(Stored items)

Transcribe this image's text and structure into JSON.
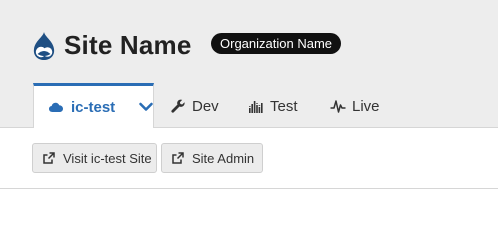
{
  "header": {
    "site_name": "Site Name",
    "organization": "Organization Name",
    "logo_icon": "drupal-drop-icon"
  },
  "tabs": [
    {
      "label": "ic-test",
      "icon": "cloud-icon",
      "active": true,
      "has_dropdown": true
    },
    {
      "label": "Dev",
      "icon": "wrench-icon",
      "active": false
    },
    {
      "label": "Test",
      "icon": "equalizer-icon",
      "active": false
    },
    {
      "label": "Live",
      "icon": "heartbeat-icon",
      "active": false
    }
  ],
  "actions": {
    "visit_site_label": "Visit ic-test Site",
    "site_admin_label": "Site Admin",
    "icon": "external-link-icon"
  },
  "colors": {
    "accent": "#2a6db5",
    "header_bg": "#ededed",
    "badge_bg": "#111111"
  }
}
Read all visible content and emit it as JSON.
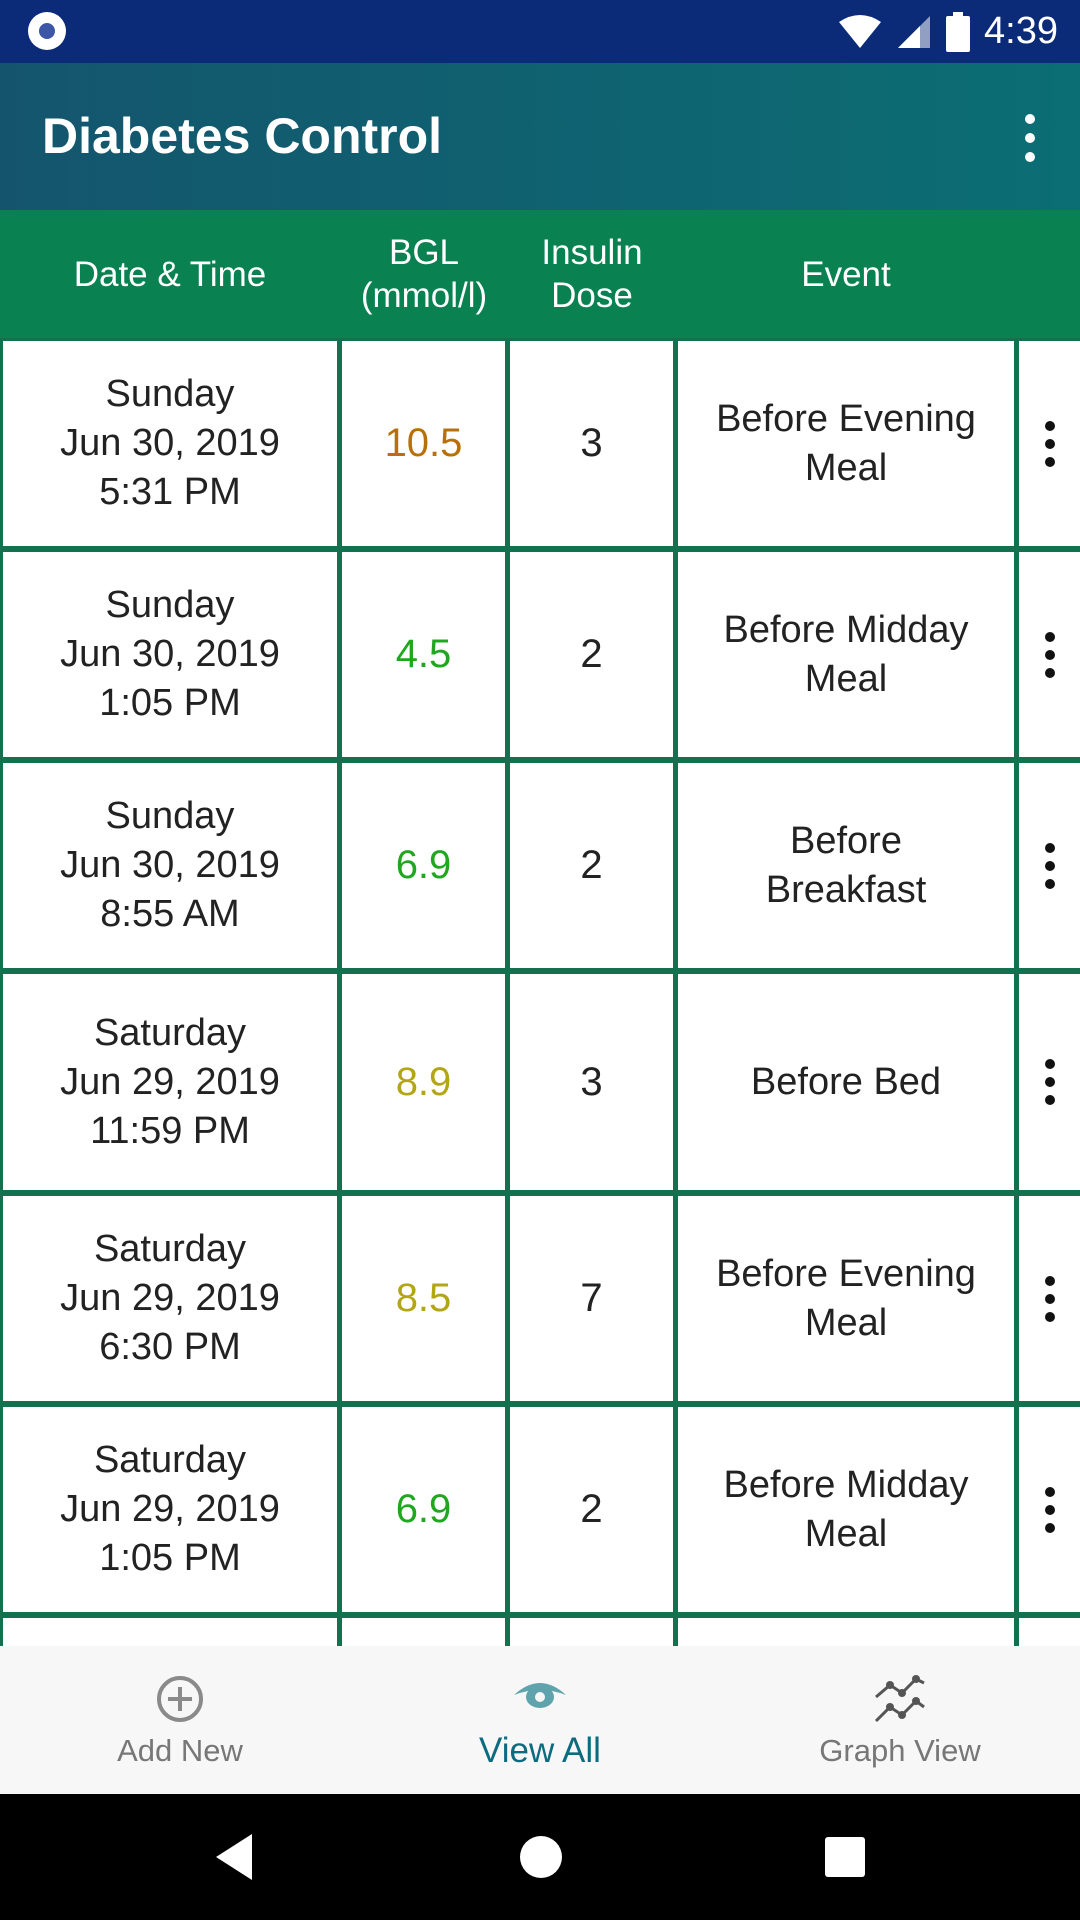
{
  "status_bar": {
    "time": "4:39",
    "icons": [
      "notification-icon",
      "wifi-icon",
      "cell-signal-icon",
      "battery-icon"
    ]
  },
  "app_bar": {
    "title": "Diabetes Control",
    "menu_icon": "more-vert-icon"
  },
  "table": {
    "headers": {
      "date": "Date & Time",
      "bgl_1": "BGL",
      "bgl_2": "(mmol/l)",
      "insulin_1": "Insulin",
      "insulin_2": "Dose",
      "event": "Event"
    },
    "rows": [
      {
        "day": "Sunday",
        "date": "Jun 30, 2019",
        "time": "5:31 PM",
        "bgl": "10.5",
        "bgl_color": "#b8700a",
        "dose": "3",
        "event_1": "Before Evening",
        "event_2": "Meal"
      },
      {
        "day": "Sunday",
        "date": "Jun 30, 2019",
        "time": "1:05 PM",
        "bgl": "4.5",
        "bgl_color": "#1fa81f",
        "dose": "2",
        "event_1": "Before Midday",
        "event_2": "Meal"
      },
      {
        "day": "Sunday",
        "date": "Jun 30, 2019",
        "time": "8:55 AM",
        "bgl": "6.9",
        "bgl_color": "#1fa81f",
        "dose": "2",
        "event_1": "Before",
        "event_2": "Breakfast"
      },
      {
        "day": "Saturday",
        "date": "Jun 29, 2019",
        "time": "11:59 PM",
        "bgl": "8.9",
        "bgl_color": "#b3a614",
        "dose": "3",
        "event_1": "Before Bed",
        "event_2": ""
      },
      {
        "day": "Saturday",
        "date": "Jun 29, 2019",
        "time": "6:30 PM",
        "bgl": "8.5",
        "bgl_color": "#b3a614",
        "dose": "7",
        "event_1": "Before Evening",
        "event_2": "Meal"
      },
      {
        "day": "Saturday",
        "date": "Jun 29, 2019",
        "time": "1:05 PM",
        "bgl": "6.9",
        "bgl_color": "#1fa81f",
        "dose": "2",
        "event_1": "Before Midday",
        "event_2": "Meal"
      }
    ]
  },
  "bottom_nav": {
    "items": [
      {
        "label": "Add New",
        "icon": "add-circle-icon",
        "active": false
      },
      {
        "label": "View All",
        "icon": "eye-icon",
        "active": true
      },
      {
        "label": "Graph View",
        "icon": "graph-icon",
        "active": false
      }
    ]
  },
  "colors": {
    "app_bar": "#14556d",
    "table_header": "#0a8150",
    "grid_line": "#137150",
    "active_nav": "#0d6b80"
  }
}
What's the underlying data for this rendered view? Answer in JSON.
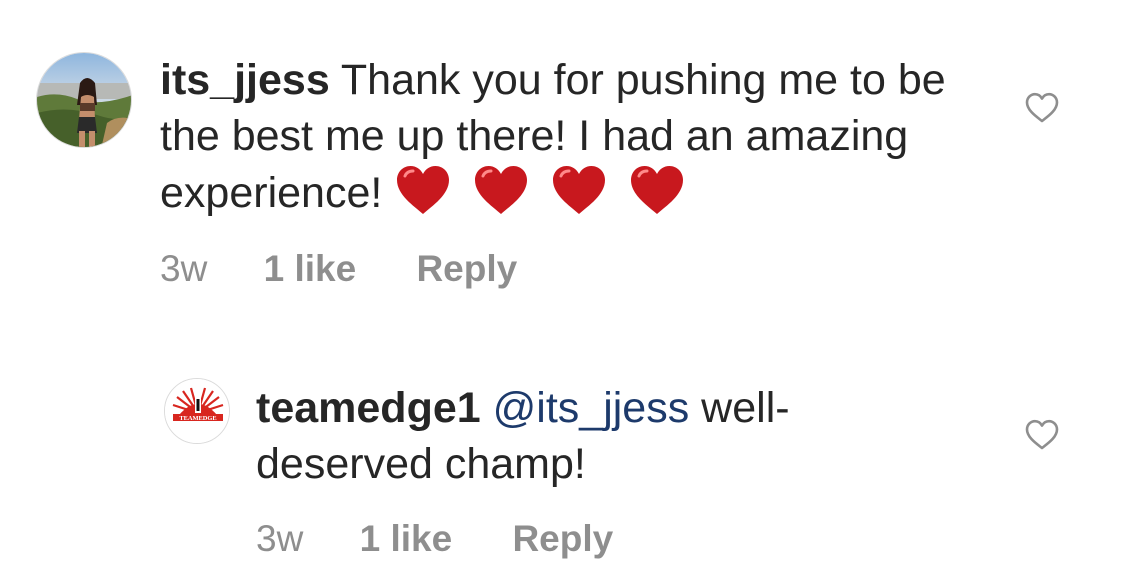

• _STATED GOAL_: Leave out the pictures and reproduce the rest of the listing exactly.

• _RESULT_:
Transcribe this image's text and structure into JSON.
{
  "header": {
    "site_name": "Site Name",
    "organization": "Organization Name",
    "logo_icon": "drupal-drop-icon"
  },
  "tabs": [
    {
      "label": "ic-test",
      "icon": "cloud-icon",
      "active": true,
      "has_dropdown": true
    },
    {
      "label": "Dev",
      "icon": "wrench-icon",
      "active": false
    },
    {
      "label": "Test",
      "icon": "equalizer-icon",
      "active": false
    },
    {
      "label": "Live",
      "icon": "heartbeat-icon",
      "active": false
    }
  ],
  "actions": {
    "visit_site_label": "Visit ic-test Site",
    "site_admin_label": "Site Admin",
    "icon": "external-link-icon"
  },
  "colors": {
    "accent": "#2a6db5",
    "header_bg": "#ededed",
    "badge_bg": "#111111"
  }
}
Read all visible content and emit it as JSON.
{
  "status_bar": {
    "time": "4:39",
    "icons": [
      "notification-icon",
      "wifi-icon",
      "cell-signal-icon",
      "battery-icon"
    ]
  },
  "app_bar": {
    "title": "Diabetes Control",
    "menu_icon": "more-vert-icon"
  },
  "table": {
    "headers": {
      "date": "Date & Time",
      "bgl_1": "BGL",
      "bgl_2": "(mmol/l)",
      "insulin_1": "Insulin",
      "insulin_2": "Dose",
      "event": "Event"
    },
    "rows": [
      {
        "day": "Sunday",
        "date": "Jun 30, 2019",
        "time": "5:31 PM",
        "bgl": "10.5",
        "bgl_color": "#b8700a",
        "dose": "3",
        "event_1": "Before Evening",
        "event_2": "Meal"
      },
      {
        "day": "Sunday",
        "date": "Jun 30, 2019",
        "time": "1:05 PM",
        "bgl": "4.5",
        "bgl_color": "#1fa81f",
        "dose": "2",
        "event_1": "Before Midday",
        "event_2": "Meal"
      },
      {
        "day": "Sunday",
        "date": "Jun 30, 2019",
        "time": "8:55 AM",
        "bgl": "6.9",
        "bgl_color": "#1fa81f",
        "dose": "2",
        "event_1": "Before",
        "event_2": "Breakfast"
      },
      {
        "day": "Saturday",
        "date": "Jun 29, 2019",
        "time": "11:59 PM",
        "bgl": "8.9",
        "bgl_color": "#b3a614",
        "dose": "3",
        "event_1": "Before Bed",
        "event_2": ""
      },
      {
        "day": "Saturday",
        "date": "Jun 29, 2019",
        "time": "6:30 PM",
        "bgl": "8.5",
        "bgl_color": "#b3a614",
        "dose": "7",
        "event_1": "Before Evening",
        "event_2": "Meal"
      },
      {
        "day": "Saturday",
        "date": "Jun 29, 2019",
        "time": "1:05 PM",
        "bgl": "6.9",
        "bgl_color": "#1fa81f",
        "dose": "2",
        "event_1": "Before Midday",
        "event_2": "Meal"
      }
    ]
  },
  "bottom_nav": {
    "items": [
      {
        "label": "Add New",
        "icon": "add-circle-icon",
        "active": false
      },
      {
        "label": "View All",
        "icon": "eye-icon",
        "active": true
      },
      {
        "label": "Graph View",
        "icon": "graph-icon",
        "active": false
      }
    ]
  },
  "colors": {
    "app_bar": "#14556d",
    "table_header": "#0a8150",
    "grid_line": "#137150",
    "active_nav": "#0d6b80"
  }
}
What's the underlying data for this rendered view? Answer in JSON.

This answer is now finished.